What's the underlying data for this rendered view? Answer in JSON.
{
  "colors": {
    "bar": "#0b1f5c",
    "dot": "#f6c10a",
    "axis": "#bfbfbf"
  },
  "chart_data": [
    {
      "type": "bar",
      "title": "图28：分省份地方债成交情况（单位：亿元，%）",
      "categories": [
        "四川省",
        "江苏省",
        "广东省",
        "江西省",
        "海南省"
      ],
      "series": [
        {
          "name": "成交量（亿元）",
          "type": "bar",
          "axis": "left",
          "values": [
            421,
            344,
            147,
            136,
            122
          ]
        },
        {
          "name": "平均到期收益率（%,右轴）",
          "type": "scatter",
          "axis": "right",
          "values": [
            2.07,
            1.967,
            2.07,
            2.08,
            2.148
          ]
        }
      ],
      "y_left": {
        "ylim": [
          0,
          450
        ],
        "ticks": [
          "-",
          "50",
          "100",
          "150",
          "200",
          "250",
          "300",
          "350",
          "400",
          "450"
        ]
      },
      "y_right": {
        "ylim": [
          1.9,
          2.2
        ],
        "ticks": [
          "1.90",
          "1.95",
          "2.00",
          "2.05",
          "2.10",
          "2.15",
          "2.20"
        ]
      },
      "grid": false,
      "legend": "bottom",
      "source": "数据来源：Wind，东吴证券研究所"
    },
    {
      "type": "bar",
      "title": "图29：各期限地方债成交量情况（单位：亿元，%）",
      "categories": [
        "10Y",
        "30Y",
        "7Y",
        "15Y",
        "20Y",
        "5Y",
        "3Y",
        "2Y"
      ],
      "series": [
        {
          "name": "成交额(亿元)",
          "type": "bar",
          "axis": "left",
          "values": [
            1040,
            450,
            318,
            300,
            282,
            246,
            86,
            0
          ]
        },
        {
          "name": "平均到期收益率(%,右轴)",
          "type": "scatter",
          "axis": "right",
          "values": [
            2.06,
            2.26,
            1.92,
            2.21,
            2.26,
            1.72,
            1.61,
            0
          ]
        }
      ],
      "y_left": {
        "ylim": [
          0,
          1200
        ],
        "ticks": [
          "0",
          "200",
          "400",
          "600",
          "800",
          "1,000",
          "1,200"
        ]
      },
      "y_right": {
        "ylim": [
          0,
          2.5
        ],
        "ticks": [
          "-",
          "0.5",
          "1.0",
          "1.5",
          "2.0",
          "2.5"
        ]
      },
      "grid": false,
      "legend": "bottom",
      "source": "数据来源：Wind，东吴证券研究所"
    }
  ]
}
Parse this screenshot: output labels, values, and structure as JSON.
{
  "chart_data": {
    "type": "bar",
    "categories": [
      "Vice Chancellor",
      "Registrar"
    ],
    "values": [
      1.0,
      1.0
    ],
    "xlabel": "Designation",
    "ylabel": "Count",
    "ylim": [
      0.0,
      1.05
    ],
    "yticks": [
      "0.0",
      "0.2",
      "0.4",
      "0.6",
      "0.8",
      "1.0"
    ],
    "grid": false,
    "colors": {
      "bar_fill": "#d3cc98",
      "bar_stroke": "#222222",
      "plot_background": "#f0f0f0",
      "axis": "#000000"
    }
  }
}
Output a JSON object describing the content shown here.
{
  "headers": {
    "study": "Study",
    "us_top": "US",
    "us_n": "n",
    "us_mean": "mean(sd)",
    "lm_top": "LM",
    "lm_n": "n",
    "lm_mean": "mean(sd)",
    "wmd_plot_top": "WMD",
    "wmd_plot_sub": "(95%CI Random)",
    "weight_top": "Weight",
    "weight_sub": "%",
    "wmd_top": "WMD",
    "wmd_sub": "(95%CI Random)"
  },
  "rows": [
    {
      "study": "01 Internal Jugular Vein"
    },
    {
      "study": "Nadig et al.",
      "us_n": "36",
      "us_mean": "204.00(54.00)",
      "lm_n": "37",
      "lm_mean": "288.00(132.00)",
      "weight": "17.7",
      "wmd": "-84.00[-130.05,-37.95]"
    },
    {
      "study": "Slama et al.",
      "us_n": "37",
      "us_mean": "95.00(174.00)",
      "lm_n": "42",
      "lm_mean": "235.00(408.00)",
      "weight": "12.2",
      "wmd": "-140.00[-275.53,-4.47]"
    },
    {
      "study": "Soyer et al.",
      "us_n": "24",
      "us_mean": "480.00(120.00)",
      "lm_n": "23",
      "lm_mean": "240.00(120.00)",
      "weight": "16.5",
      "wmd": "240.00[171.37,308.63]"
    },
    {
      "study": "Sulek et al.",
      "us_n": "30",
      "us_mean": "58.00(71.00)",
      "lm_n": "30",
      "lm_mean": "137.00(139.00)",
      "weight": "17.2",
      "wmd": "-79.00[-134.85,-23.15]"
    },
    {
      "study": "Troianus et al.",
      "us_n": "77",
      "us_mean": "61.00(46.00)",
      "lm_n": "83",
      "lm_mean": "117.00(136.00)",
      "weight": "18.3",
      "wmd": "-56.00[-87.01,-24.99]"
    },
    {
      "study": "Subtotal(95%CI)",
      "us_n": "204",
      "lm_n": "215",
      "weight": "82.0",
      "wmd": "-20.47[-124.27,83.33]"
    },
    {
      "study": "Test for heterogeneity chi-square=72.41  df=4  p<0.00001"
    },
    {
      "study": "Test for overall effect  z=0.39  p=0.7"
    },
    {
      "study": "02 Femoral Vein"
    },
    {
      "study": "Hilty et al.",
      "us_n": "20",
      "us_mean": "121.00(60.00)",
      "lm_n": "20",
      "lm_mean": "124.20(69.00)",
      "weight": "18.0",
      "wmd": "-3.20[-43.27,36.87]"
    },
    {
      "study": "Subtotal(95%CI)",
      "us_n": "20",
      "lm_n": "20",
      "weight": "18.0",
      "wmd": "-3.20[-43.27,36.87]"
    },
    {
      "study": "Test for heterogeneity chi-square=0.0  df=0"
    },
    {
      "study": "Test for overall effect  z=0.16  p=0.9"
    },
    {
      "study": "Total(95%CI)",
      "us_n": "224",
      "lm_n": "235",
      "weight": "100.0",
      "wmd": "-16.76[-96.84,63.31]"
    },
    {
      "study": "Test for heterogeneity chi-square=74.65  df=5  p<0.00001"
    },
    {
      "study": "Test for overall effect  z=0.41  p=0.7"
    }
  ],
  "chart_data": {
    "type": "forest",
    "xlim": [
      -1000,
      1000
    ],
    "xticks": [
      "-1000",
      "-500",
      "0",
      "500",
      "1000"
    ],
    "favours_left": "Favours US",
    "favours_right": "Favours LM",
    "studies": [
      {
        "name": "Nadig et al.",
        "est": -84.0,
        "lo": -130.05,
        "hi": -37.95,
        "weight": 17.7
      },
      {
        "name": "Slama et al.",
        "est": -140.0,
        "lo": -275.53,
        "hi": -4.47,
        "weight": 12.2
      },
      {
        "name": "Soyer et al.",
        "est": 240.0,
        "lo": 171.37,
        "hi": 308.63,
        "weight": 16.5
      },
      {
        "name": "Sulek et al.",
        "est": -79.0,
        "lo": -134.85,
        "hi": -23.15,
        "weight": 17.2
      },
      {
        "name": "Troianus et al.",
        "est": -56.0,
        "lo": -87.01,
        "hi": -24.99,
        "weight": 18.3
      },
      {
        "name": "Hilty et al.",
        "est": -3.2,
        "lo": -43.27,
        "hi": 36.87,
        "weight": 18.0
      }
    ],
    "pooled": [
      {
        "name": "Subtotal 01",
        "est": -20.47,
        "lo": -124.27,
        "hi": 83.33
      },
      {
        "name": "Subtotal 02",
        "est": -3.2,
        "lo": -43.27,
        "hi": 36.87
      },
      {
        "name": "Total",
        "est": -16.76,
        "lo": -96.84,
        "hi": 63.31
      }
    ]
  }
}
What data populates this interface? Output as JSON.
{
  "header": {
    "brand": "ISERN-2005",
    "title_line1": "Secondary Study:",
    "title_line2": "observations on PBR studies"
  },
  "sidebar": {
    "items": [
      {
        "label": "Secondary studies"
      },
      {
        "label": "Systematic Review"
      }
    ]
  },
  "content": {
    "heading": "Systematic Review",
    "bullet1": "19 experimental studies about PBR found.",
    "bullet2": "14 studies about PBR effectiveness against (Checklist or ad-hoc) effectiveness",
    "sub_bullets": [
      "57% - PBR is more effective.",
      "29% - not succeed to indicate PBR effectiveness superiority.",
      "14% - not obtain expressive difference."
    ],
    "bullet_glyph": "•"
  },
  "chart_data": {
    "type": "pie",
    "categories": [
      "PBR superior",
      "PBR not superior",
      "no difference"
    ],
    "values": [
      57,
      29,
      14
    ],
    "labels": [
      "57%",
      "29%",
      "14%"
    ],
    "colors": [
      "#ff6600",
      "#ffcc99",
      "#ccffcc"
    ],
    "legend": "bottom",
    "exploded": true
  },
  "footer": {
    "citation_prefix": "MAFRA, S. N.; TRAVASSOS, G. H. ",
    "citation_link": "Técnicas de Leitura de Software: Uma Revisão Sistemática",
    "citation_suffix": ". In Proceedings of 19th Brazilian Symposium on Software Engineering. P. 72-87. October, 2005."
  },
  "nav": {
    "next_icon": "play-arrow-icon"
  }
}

Directions => Counting only lines of the data above that hold "content", report the total and nothing else.

Result of this exercise => 2